- Task brief
In the entries below, find the lines that contain the word "name" and copy them.
::: Records for this exercise :::
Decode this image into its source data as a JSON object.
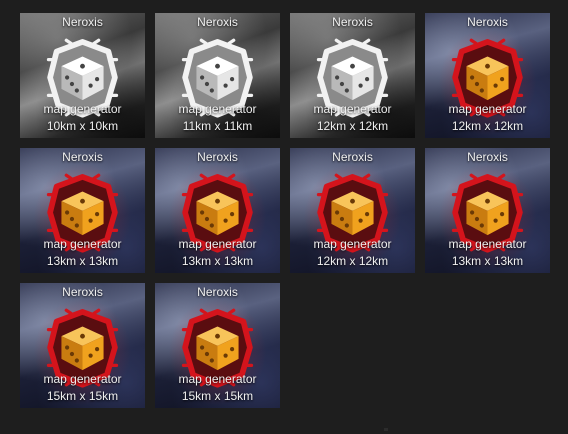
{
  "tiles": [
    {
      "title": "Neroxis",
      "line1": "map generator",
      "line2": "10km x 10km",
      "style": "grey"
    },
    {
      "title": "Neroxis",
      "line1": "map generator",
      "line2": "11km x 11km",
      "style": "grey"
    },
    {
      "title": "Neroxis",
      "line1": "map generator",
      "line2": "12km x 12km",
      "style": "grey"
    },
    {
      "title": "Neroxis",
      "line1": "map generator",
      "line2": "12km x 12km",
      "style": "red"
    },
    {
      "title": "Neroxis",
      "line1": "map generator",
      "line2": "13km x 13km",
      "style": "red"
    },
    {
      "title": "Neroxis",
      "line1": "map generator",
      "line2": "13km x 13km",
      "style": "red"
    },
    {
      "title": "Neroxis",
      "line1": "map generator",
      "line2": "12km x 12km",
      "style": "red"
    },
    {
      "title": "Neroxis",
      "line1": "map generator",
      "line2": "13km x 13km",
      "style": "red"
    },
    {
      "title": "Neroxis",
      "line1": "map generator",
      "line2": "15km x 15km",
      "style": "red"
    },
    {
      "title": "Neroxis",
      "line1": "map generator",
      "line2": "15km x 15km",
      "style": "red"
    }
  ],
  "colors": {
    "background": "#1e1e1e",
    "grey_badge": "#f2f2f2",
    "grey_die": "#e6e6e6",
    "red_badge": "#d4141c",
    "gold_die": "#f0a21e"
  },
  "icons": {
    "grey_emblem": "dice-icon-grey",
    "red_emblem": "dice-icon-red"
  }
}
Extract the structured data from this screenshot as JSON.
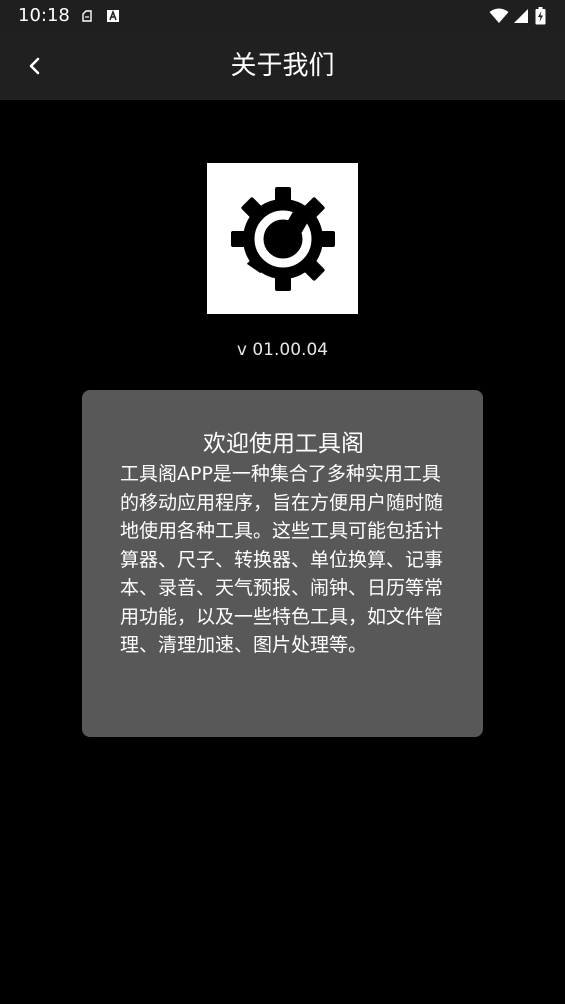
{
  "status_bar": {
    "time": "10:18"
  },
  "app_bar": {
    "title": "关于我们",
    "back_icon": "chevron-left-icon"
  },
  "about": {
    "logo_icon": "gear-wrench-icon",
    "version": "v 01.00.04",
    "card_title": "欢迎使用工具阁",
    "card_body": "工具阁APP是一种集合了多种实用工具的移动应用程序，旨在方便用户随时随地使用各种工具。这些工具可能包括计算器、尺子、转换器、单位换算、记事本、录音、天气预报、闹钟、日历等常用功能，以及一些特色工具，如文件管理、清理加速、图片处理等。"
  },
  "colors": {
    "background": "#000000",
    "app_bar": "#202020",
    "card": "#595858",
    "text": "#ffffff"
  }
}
:::
::: Records for this exercise :::
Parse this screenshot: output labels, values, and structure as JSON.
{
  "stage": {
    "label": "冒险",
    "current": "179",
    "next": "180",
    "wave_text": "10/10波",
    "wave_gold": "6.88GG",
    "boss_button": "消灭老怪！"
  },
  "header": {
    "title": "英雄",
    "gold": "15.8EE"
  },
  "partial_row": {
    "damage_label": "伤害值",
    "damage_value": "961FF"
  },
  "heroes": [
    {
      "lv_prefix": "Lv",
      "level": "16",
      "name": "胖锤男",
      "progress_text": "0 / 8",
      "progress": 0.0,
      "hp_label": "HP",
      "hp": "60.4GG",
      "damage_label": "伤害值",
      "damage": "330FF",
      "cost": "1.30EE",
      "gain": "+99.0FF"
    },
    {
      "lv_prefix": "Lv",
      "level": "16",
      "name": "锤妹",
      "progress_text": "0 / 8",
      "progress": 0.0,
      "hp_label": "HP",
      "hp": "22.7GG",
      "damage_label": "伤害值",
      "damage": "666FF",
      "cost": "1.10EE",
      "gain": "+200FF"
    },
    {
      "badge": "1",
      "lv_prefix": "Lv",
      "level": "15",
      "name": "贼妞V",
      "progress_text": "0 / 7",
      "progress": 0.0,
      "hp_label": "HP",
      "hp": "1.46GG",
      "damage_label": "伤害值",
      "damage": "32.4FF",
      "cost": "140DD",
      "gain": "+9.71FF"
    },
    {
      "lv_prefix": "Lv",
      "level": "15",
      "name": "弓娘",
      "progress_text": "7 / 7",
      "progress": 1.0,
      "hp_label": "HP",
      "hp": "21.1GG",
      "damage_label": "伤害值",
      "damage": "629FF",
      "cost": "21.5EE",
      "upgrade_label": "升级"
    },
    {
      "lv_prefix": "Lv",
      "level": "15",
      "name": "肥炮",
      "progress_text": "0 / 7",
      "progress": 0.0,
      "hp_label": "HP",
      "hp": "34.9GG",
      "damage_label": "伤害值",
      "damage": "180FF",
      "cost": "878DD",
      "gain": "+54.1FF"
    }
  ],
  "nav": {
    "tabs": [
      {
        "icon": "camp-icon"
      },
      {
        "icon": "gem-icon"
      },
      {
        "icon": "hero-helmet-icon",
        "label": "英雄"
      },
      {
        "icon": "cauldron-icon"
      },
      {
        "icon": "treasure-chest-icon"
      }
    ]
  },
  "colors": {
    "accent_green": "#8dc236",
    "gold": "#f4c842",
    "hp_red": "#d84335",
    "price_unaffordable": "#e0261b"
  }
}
:::
::: Records for this exercise :::
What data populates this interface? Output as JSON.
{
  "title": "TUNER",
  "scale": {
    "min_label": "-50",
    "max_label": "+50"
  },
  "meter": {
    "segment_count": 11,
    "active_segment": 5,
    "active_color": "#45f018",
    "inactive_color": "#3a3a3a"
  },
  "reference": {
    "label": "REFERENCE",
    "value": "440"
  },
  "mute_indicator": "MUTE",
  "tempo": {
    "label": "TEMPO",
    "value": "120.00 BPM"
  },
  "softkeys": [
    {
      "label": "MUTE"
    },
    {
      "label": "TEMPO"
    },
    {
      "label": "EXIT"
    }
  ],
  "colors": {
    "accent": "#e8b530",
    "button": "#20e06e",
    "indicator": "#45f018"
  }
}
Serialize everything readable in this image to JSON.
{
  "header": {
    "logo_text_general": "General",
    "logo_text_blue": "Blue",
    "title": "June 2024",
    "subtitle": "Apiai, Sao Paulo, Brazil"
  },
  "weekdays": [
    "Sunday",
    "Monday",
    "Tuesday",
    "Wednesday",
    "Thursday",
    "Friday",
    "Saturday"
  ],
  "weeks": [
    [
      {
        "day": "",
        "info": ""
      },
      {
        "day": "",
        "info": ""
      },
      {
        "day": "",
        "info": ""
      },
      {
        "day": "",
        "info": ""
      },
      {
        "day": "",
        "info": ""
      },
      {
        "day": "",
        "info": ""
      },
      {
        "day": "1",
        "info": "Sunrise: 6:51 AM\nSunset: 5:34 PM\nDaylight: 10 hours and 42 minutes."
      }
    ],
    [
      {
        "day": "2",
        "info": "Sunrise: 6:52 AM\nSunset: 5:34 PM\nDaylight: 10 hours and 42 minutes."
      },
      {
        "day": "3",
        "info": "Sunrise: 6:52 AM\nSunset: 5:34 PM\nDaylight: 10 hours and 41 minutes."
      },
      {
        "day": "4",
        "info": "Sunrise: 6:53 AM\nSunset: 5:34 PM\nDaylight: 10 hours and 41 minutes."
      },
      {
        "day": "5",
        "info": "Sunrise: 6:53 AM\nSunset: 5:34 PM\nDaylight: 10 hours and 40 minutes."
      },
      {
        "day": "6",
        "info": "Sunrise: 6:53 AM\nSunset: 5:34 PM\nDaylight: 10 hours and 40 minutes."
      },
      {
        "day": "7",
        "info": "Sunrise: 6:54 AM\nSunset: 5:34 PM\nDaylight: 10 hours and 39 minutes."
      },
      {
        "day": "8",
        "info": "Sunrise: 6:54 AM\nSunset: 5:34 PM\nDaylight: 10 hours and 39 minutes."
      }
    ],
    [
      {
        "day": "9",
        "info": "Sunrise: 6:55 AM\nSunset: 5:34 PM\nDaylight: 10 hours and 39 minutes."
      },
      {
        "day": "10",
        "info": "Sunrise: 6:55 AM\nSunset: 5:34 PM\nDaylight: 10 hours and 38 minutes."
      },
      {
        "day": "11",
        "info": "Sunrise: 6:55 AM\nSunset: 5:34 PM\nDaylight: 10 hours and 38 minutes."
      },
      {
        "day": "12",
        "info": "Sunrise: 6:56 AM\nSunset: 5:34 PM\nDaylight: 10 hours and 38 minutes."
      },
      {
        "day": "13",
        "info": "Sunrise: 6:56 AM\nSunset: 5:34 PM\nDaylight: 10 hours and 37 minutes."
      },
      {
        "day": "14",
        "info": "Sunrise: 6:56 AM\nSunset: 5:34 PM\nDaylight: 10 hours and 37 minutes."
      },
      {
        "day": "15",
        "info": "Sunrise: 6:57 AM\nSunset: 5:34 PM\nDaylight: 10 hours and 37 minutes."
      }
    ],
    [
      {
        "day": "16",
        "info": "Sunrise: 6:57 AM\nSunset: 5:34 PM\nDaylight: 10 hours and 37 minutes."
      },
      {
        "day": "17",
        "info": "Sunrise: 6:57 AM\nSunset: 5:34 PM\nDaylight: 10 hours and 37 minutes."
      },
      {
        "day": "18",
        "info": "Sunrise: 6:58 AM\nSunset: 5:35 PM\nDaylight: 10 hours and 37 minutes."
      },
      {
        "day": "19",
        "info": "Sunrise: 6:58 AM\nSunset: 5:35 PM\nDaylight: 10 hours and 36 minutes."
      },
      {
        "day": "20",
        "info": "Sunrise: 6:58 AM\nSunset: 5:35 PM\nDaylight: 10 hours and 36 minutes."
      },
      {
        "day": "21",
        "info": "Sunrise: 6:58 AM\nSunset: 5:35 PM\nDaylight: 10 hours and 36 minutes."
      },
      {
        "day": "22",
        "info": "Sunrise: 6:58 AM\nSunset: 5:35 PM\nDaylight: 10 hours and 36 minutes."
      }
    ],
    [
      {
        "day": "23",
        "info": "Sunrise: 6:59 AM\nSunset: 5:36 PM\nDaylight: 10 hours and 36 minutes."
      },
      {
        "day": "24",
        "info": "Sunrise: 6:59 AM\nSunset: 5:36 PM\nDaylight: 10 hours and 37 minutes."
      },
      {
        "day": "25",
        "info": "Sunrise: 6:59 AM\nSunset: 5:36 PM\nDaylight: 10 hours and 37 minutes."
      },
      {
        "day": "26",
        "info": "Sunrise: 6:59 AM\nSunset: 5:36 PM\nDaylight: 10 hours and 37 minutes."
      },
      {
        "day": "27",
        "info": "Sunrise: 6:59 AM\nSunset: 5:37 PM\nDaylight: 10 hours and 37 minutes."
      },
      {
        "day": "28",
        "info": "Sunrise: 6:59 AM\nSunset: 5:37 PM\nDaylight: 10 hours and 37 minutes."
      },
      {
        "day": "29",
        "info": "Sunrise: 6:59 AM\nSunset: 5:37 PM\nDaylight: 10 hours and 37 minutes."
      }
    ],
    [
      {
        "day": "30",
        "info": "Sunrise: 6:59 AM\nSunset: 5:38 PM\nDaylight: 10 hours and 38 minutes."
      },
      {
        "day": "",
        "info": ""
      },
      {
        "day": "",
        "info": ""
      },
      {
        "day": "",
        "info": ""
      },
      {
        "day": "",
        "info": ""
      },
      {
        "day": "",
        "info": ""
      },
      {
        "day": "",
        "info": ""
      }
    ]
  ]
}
:::
- Answer to the problem
      "name": "胖锤男",
      "name": "锤妹",
      "name": "贼妞V",
      "name": "弓娘",
      "name": "肥炮",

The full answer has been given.